* The problem *
Reproduce the abstract below on machine learning prediction of compound selectivity toward HDAC1 and HDAC6 in full, word for word.

═══ Source passage ═══

Machine Learning Approaches to Predict the Selectivity of Compounds against HDAC1 and HDAC6

The design of compounds selectively binding to specific isoforms of histone deacetylases (HDACs) is ongoing research to prevent adverse side effects. Two of the most studied isoforms are HDAC1 and HDAC6 which are important targets in various disease conditions. Here, various machine learning (ML) approaches were built and tested to predict the bioactivity and selectivity towards specific isoforms. The selectivities of compounds were precited using two different approaches: selectivity profiling and selectivity window approaches. The bioactivity models of HDAC1 and HDAC6 were used to determine the selectivities of compounds in the selectivity profiling approach. In the selectivity window approach, models were developed by directly training on the bioactivity differences of tested compounds against HDAC1 and HDAC6. In this study, firstly all available classification and regression ML algorithms in Python package were tested to find suitable algorithms. Five ML algorithms were selected based on their performances and algorithm differences. These models were compared to each other by using traditional evaluation metrics. Then, a consensus approach of the selected ML models was employed to compare the selectivity window and selectivity profiling approaches regarding their ability to distinguish HDAC1- and HDAC6-selective compounds from others. Here, the performances were also tested against an external set and it was seen that the selectivity window approach was performing slightly better in categorizing selective compounds than the selectivity profiling approach. The approaches presented in this study could be an important step to utilize for screening molecular libraries to discover selective inhibitors for targets.

═══ Information provided ═══

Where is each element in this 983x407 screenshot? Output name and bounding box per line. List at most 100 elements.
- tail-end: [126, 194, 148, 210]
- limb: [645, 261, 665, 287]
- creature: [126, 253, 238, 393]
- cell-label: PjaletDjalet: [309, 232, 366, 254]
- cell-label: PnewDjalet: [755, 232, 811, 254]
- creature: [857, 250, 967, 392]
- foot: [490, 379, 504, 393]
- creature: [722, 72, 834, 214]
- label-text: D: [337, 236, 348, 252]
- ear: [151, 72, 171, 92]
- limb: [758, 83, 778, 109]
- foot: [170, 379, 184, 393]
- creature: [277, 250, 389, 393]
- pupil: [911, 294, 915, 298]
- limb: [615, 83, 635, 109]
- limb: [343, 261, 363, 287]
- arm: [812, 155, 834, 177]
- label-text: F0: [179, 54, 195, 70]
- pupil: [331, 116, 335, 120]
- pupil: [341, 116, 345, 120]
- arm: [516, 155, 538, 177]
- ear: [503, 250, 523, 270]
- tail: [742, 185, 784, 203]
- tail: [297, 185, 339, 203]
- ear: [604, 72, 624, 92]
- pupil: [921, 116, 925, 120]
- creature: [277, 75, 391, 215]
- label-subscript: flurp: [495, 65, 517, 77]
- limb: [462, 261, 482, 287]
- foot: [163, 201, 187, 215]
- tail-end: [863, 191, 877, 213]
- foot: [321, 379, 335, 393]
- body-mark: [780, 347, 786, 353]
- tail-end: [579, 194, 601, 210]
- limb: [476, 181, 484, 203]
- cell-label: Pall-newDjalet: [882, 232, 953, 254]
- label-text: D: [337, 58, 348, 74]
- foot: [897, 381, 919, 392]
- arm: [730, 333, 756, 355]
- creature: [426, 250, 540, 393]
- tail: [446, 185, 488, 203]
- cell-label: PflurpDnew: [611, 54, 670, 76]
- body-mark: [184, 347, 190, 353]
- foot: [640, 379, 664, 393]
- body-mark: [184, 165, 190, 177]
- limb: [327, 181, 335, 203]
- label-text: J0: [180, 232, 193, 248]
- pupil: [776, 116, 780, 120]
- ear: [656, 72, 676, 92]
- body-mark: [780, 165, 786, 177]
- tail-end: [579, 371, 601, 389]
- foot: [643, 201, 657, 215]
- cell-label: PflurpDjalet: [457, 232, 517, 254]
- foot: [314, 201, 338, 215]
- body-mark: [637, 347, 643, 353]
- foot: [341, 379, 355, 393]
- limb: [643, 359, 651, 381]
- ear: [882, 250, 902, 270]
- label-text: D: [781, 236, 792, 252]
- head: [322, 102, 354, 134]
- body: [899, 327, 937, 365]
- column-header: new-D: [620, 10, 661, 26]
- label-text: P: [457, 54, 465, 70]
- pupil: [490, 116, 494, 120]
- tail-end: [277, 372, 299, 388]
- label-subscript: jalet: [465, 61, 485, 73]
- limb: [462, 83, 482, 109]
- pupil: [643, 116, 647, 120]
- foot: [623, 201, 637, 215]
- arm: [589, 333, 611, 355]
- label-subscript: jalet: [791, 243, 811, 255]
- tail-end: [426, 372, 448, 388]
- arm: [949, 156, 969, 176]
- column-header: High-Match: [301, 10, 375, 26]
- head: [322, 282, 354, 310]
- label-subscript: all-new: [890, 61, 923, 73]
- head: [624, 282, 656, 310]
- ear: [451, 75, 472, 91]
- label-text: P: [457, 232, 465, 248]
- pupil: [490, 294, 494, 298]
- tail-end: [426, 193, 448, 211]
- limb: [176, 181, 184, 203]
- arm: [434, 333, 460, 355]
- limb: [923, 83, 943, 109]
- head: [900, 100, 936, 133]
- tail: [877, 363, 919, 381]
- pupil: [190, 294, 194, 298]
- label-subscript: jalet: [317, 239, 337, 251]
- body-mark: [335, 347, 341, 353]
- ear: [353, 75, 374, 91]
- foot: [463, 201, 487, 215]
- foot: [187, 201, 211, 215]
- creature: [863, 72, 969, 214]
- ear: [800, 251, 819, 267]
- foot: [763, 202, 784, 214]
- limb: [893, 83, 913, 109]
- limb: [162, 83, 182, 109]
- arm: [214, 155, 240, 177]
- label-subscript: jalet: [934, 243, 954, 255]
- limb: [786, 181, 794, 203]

═══

* Answer for the task *
Machine Learning Approaches to Predict the Selectivity of Compounds against HDAC1 and HDAC6

The design of compounds selectively binding to specific isoforms of histone deacetylases (HDACs) is ongoing research to prevent adverse side effects. Two of the most studied isoforms are HDAC1 and HDAC6 which are important targets in various disease conditions. Here, various machine learning (ML) approaches were built and tested to predict the bioactivity and selectivity towards specific isoforms. The selectivities of compounds were precited using two different approaches: selectivity profiling and selectivity window approaches. The bioactivity models of HDAC1 and HDAC6 were used to determine the selectivities of compounds in the selectivity profiling approach. In the selectivity window approach, models were developed by directly training on the bioactivity differences of tested compounds against HDAC1 and HDAC6. In this study, firstly all available classification and regression ML algorithms in Python package were tested to find suitable algorithms. Five ML algorithms were selected based on their performances and algorithm differences. These models were compared to each other by using traditional evaluation metrics. Then, a consensus approach of the selected ML models was employed to compare the selectivity window and selectivity profiling approaches regarding their ability to distinguish HDAC1- and HDAC6-selective compounds from others. Here, the performances were also tested against an external set and it was seen that the selectivity window approach was performing slightly better in categorizing selective compounds than the selectivity profiling approach. The approaches presented in this study could be an important step to utilize for screening molecular libraries to discover selective inhibitors for targets.